Recorded information:
+ + + +
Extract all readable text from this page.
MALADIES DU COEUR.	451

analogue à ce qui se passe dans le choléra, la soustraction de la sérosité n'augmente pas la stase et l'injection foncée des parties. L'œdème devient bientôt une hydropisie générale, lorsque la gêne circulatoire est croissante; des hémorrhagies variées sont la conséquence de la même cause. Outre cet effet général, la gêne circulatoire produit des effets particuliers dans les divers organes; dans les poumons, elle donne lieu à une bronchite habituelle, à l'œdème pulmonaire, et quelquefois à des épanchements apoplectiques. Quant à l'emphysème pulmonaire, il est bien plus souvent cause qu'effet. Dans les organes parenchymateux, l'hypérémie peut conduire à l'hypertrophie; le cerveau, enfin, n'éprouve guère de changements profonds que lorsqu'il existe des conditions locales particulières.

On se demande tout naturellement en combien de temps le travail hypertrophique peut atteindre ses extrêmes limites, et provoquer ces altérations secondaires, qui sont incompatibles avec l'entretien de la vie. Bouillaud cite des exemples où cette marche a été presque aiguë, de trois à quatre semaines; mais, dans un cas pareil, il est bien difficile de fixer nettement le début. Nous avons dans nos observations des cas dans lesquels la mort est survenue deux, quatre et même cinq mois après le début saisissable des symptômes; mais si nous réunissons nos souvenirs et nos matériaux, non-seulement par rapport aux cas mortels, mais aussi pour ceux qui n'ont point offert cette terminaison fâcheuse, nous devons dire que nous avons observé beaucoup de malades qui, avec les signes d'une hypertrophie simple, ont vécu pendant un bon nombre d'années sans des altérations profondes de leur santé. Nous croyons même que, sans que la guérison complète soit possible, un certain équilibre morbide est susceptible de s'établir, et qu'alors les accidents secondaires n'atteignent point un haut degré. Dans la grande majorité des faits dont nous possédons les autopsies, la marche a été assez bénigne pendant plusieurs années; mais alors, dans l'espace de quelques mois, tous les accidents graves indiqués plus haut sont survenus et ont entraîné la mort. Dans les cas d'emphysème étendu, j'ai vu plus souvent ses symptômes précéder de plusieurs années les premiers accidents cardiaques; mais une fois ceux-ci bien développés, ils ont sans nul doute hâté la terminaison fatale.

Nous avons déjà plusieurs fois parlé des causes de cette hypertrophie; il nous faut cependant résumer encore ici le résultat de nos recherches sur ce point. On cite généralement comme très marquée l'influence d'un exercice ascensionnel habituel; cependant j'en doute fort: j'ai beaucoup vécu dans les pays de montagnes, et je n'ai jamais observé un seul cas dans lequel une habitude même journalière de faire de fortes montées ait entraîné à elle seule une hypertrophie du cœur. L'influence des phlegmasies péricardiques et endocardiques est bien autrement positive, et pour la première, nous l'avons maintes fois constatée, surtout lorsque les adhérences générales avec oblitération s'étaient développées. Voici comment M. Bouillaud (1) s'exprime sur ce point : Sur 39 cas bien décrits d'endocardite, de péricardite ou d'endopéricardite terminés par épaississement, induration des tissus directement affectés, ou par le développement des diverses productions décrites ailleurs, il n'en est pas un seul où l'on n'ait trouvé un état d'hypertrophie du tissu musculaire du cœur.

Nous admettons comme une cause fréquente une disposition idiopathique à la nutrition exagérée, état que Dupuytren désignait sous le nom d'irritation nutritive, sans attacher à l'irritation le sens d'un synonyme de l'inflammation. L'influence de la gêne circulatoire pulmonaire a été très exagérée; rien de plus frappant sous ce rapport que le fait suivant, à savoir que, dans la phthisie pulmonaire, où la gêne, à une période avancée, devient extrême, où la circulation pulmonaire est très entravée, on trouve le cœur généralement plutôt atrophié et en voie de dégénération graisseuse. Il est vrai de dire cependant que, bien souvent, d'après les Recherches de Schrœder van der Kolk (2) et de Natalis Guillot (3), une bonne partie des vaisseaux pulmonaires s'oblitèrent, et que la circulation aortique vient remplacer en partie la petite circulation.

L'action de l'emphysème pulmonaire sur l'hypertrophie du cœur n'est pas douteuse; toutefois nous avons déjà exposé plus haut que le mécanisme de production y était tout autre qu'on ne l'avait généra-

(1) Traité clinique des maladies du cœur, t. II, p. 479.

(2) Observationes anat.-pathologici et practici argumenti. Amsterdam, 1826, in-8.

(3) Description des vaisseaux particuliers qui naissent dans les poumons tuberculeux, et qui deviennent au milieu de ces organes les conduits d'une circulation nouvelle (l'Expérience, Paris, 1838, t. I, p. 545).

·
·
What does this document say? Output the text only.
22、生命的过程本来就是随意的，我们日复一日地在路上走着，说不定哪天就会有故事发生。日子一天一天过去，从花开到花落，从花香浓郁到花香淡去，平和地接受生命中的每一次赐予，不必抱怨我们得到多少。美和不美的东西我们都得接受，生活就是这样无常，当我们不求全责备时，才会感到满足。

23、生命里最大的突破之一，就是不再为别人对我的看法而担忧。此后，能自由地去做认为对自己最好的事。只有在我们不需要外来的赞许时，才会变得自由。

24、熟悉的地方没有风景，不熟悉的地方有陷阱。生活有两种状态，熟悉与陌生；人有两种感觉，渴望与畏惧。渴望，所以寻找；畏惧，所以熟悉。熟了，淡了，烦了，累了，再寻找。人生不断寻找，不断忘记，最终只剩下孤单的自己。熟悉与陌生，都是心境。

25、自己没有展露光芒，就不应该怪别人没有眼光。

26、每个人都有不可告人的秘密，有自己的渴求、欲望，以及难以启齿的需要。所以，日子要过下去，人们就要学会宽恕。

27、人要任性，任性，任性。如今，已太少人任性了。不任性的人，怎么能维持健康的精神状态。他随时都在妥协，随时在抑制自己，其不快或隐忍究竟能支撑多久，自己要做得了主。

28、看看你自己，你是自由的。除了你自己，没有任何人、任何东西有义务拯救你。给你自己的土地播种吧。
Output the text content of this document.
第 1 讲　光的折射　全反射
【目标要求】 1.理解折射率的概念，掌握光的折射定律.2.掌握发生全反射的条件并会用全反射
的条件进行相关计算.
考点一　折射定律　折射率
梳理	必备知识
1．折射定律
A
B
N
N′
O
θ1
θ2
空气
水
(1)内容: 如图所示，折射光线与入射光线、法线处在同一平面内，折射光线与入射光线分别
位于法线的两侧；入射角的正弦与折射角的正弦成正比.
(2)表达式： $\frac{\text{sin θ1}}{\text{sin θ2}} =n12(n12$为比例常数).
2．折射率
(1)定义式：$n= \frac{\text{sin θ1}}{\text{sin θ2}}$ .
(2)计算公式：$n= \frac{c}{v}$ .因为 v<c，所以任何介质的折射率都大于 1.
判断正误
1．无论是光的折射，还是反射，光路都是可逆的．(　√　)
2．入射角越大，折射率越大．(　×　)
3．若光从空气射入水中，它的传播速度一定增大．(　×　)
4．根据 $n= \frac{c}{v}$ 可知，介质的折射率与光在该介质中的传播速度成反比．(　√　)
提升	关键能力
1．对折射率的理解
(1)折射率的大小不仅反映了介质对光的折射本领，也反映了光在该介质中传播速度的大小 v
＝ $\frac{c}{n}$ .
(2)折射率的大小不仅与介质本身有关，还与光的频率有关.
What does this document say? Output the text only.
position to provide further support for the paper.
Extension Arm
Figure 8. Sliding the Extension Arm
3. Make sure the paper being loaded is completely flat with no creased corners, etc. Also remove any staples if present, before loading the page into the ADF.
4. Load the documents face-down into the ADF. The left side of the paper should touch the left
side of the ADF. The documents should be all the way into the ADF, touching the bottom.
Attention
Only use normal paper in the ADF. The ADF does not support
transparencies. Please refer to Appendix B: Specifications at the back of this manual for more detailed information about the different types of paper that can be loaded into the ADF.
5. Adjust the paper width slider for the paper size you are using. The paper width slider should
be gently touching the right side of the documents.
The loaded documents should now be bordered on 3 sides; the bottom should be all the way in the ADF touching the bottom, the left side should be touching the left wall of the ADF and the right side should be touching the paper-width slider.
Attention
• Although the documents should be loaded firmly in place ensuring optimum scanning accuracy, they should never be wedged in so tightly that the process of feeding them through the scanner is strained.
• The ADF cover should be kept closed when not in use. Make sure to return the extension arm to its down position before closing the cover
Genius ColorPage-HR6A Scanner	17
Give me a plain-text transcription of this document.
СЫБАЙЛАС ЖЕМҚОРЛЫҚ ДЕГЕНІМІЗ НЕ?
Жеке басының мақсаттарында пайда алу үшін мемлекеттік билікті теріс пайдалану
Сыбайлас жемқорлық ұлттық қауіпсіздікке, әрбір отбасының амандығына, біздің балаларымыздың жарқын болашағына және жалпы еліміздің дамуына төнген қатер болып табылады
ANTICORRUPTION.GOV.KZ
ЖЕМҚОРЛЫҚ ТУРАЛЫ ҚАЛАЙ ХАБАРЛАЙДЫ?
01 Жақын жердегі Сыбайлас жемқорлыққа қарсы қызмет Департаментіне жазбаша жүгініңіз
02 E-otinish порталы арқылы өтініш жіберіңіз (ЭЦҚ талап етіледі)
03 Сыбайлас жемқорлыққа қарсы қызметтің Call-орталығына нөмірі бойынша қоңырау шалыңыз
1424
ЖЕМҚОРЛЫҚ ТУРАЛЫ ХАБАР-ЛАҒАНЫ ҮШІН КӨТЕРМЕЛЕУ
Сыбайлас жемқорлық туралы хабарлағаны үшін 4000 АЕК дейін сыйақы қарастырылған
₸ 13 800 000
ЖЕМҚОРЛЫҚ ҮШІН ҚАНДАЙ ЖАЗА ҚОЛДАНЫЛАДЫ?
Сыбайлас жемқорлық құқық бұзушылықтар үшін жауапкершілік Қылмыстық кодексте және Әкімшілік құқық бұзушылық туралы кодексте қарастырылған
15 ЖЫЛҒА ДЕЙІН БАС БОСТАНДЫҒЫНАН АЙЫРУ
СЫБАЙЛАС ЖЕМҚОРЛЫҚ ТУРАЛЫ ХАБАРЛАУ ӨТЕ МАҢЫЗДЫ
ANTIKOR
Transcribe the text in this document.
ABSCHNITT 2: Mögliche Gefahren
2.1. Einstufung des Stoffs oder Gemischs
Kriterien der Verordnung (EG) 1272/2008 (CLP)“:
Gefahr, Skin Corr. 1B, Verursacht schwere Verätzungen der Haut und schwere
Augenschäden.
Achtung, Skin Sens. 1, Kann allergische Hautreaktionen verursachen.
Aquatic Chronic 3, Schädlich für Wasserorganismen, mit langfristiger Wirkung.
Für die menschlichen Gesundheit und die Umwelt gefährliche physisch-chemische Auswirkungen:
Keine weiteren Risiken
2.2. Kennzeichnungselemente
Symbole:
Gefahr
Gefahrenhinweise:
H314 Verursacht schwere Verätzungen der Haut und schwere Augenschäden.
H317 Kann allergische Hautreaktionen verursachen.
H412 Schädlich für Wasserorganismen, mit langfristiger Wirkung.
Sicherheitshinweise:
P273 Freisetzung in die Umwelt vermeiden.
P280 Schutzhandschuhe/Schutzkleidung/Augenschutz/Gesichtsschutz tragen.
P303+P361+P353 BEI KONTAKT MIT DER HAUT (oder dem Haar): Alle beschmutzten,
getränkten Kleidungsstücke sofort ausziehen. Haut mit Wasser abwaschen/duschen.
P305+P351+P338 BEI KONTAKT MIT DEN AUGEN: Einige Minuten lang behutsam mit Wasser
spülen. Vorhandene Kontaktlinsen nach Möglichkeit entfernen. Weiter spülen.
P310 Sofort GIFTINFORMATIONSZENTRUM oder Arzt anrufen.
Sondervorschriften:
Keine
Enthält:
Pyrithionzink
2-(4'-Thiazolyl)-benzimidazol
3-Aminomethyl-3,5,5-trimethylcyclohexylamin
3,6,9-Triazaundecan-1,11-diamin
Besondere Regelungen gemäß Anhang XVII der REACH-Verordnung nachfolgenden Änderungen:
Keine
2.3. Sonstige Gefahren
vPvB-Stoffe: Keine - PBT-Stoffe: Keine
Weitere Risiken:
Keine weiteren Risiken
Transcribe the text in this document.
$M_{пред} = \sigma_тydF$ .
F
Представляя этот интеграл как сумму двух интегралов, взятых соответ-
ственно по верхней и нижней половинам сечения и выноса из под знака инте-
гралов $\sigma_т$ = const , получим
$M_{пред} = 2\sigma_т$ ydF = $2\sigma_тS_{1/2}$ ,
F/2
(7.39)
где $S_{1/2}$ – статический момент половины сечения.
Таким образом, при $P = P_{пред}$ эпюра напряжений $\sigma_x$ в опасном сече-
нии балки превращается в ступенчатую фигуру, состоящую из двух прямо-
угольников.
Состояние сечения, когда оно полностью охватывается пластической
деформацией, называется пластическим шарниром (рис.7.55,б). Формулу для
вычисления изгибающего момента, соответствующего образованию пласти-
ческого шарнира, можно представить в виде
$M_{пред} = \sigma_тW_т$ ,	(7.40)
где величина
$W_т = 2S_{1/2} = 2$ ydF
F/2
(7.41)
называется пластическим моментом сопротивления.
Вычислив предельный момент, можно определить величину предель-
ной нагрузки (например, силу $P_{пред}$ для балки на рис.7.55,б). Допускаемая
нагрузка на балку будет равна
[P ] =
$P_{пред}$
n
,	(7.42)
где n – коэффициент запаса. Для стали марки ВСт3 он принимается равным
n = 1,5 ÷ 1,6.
+ + + +
Instructions to follow: Supply the count of lines in the entries that contain the word "touching", and nothing besides.

The response: 3